# Work to do
Each entry should be quoted word for word, including every mark of punctuation.

-- Start of Dataset entries --

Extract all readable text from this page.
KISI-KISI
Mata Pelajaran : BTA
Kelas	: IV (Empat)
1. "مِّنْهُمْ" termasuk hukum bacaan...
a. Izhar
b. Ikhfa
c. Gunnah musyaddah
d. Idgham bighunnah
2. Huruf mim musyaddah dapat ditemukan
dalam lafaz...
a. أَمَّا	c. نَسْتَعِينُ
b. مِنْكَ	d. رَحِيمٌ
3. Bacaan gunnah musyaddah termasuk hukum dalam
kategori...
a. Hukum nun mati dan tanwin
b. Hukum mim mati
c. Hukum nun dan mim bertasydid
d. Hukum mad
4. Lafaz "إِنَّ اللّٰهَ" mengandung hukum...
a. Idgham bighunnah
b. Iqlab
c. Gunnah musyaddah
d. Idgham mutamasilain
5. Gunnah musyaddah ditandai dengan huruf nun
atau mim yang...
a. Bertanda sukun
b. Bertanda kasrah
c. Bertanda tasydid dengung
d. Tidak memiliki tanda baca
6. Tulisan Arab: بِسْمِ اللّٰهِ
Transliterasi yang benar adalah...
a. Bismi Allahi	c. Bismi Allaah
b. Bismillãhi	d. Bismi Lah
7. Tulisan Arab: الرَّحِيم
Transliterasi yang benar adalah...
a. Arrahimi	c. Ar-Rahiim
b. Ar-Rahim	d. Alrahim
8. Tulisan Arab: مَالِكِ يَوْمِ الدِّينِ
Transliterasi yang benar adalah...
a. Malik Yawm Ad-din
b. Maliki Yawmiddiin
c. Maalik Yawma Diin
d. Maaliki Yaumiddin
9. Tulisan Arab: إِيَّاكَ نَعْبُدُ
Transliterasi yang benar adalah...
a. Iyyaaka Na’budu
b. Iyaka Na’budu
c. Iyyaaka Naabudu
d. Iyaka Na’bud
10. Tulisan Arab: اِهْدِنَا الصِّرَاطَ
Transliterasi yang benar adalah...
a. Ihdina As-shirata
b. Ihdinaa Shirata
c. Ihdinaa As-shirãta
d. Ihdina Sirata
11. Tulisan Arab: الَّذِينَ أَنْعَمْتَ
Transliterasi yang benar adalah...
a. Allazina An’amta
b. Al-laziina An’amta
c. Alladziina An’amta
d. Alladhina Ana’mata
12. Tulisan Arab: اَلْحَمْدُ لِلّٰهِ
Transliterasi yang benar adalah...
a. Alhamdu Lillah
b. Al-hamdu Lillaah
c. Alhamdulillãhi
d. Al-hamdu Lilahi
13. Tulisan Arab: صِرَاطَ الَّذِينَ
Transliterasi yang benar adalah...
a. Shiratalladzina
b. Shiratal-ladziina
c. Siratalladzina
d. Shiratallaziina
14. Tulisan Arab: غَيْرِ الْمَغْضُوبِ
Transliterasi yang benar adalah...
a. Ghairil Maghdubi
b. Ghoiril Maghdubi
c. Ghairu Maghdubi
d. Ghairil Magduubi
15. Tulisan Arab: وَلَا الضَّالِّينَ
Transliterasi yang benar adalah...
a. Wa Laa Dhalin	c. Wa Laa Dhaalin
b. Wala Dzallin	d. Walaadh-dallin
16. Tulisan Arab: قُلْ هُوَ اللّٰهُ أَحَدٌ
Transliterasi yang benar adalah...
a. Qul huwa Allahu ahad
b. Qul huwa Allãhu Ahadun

-- End of Dataset entries --

# Result for this exercise
Extract all readable text from this page.
KISI-KISI
Mata Pelajaran : BTA
Kelas	: IV (Empat)
1. "مِّنْهُمْ" termasuk hukum bacaan...
a. Izhar
b. Ikhfa
c. Gunnah musyaddah
d. Idgham bighunnah
2. Huruf mim musyaddah dapat ditemukan
dalam lafaz...
a. أَمَّا	c. نَسْتَعِينُ
b. مِنْكَ	d. رَحِيمٌ
3. Bacaan gunnah musyaddah termasuk hukum dalam
kategori...
a. Hukum nun mati dan tanwin
b. Hukum mim mati
c. Hukum nun dan mim bertasydid
d. Hukum mad
4. Lafaz "إِنَّ اللّٰهَ" mengandung hukum...
a. Idgham bighunnah
b. Iqlab
c. Gunnah musyaddah
d. Idgham mutamasilain
5. Gunnah musyaddah ditandai dengan huruf nun
atau mim yang...
a. Bertanda sukun
b. Bertanda kasrah
c. Bertanda tasydid dengung
d. Tidak memiliki tanda baca
6. Tulisan Arab: بِسْمِ اللّٰهِ
Transliterasi yang benar adalah...
a. Bismi Allahi	c. Bismi Allaah
b. Bismillãhi	d. Bismi Lah
7. Tulisan Arab: الرَّحِيم
Transliterasi yang benar adalah...
a. Arrahimi	c. Ar-Rahiim
b. Ar-Rahim	d. Alrahim
8. Tulisan Arab: مَالِكِ يَوْمِ الدِّينِ
Transliterasi yang benar adalah...
a. Malik Yawm Ad-din
b. Maliki Yawmiddiin
c. Maalik Yawma Diin
d. Maaliki Yaumiddin
9. Tulisan Arab: إِيَّاكَ نَعْبُدُ
Transliterasi yang benar adalah...
a. Iyyaaka Na’budu
b. Iyaka Na’budu
c. Iyyaaka Naabudu
d. Iyaka Na’bud
10. Tulisan Arab: اِهْدِنَا الصِّرَاطَ
Transliterasi yang benar adalah...
a. Ihdina As-shirata
b. Ihdinaa Shirata
c. Ihdinaa As-shirãta
d. Ihdina Sirata
11. Tulisan Arab: الَّذِينَ أَنْعَمْتَ
Transliterasi yang benar adalah...
a. Allazina An’amta
b. Al-laziina An’amta
c. Alladziina An’amta
d. Alladhina Ana’mata
12. Tulisan Arab: اَلْحَمْدُ لِلّٰهِ
Transliterasi yang benar adalah...
a. Alhamdu Lillah
b. Al-hamdu Lillaah
c. Alhamdulillãhi
d. Al-hamdu Lilahi
13. Tulisan Arab: صِرَاطَ الَّذِينَ
Transliterasi yang benar adalah...
a. Shiratalladzina
b. Shiratal-ladziina
c. Siratalladzina
d. Shiratallaziina
14. Tulisan Arab: غَيْرِ الْمَغْضُوبِ
Transliterasi yang benar adalah...
a. Ghairil Maghdubi
b. Ghoiril Maghdubi
c. Ghairu Maghdubi
d. Ghairil Magduubi
15. Tulisan Arab: وَلَا الضَّالِّينَ
Transliterasi yang benar adalah...
a. Wa Laa Dhalin	c. Wa Laa Dhaalin
b. Wala Dzallin	d. Walaadh-dallin
16. Tulisan Arab: قُلْ هُوَ اللّٰهُ أَحَدٌ
Transliterasi yang benar adalah...
a. Qul huwa Allahu ahad
b. Qul huwa Allãhu Ahadun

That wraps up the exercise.